─── Provided data ───

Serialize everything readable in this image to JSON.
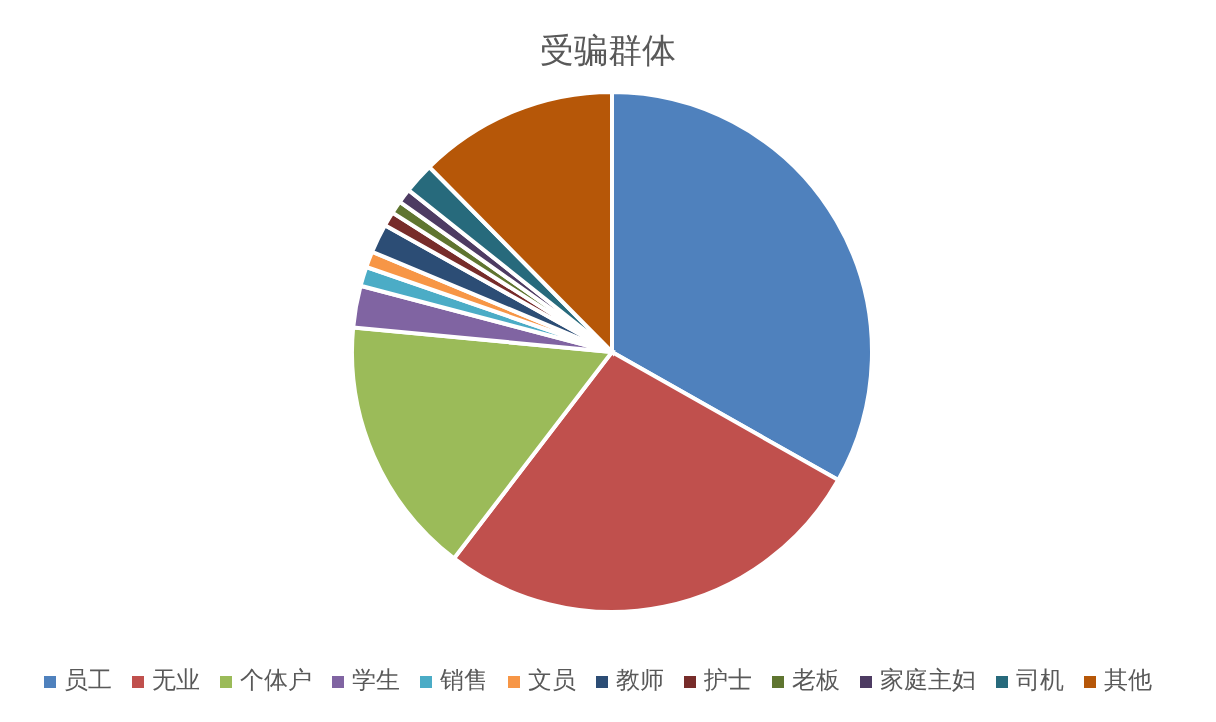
{
  "chart_data": {
    "type": "pie",
    "title": "受骗群体",
    "categories": [
      "员工",
      "无业",
      "个体户",
      "学生",
      "销售",
      "文员",
      "教师",
      "护士",
      "老板",
      "家庭主妇",
      "司机",
      "其他"
    ],
    "values": [
      33.2,
      27.2,
      16.1,
      2.6,
      1.2,
      1.0,
      1.8,
      0.9,
      0.8,
      0.9,
      1.9,
      12.4
    ],
    "colors": [
      "#4f81bd",
      "#c0504d",
      "#9bbb59",
      "#8064a2",
      "#4bacc6",
      "#f79646",
      "#2c4d75",
      "#772c2a",
      "#5f7530",
      "#4d3b62",
      "#276a7c",
      "#b65708"
    ],
    "legend": "bottom"
  }
}
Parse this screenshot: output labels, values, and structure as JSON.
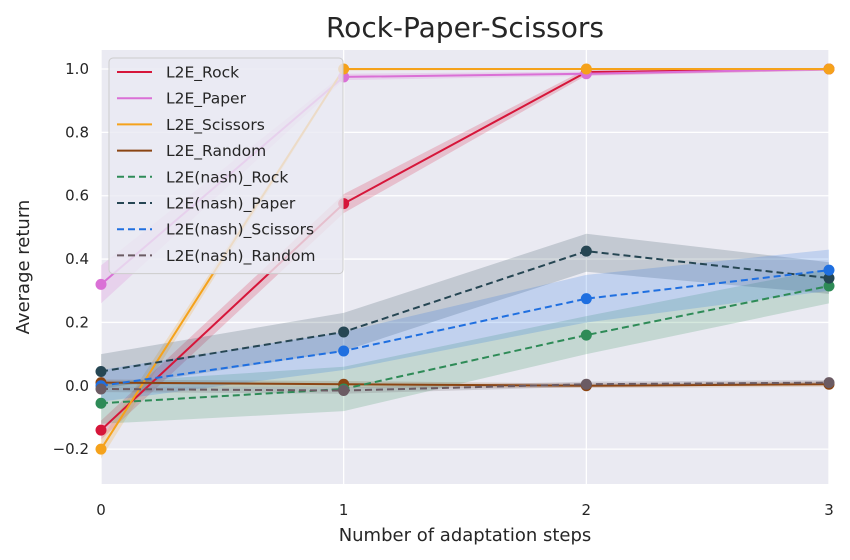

───

What you need to do:
Print the entries above exactly, taking out only the pictures.

Written reply:
Serialize everything readable in this image to JSON.
{
  "chart_data": {
    "type": "pie",
    "title": "受骗群体",
    "categories": [
      "员工",
      "无业",
      "个体户",
      "学生",
      "销售",
      "文员",
      "教师",
      "护士",
      "老板",
      "家庭主妇",
      "司机",
      "其他"
    ],
    "values": [
      33.2,
      27.2,
      16.1,
      2.6,
      1.2,
      1.0,
      1.8,
      0.9,
      0.8,
      0.9,
      1.9,
      12.4
    ],
    "colors": [
      "#4f81bd",
      "#c0504d",
      "#9bbb59",
      "#8064a2",
      "#4bacc6",
      "#f79646",
      "#2c4d75",
      "#772c2a",
      "#5f7530",
      "#4d3b62",
      "#276a7c",
      "#b65708"
    ],
    "legend": "bottom"
  }
}
Parse this screenshot: output labels, values, and structure as JSON.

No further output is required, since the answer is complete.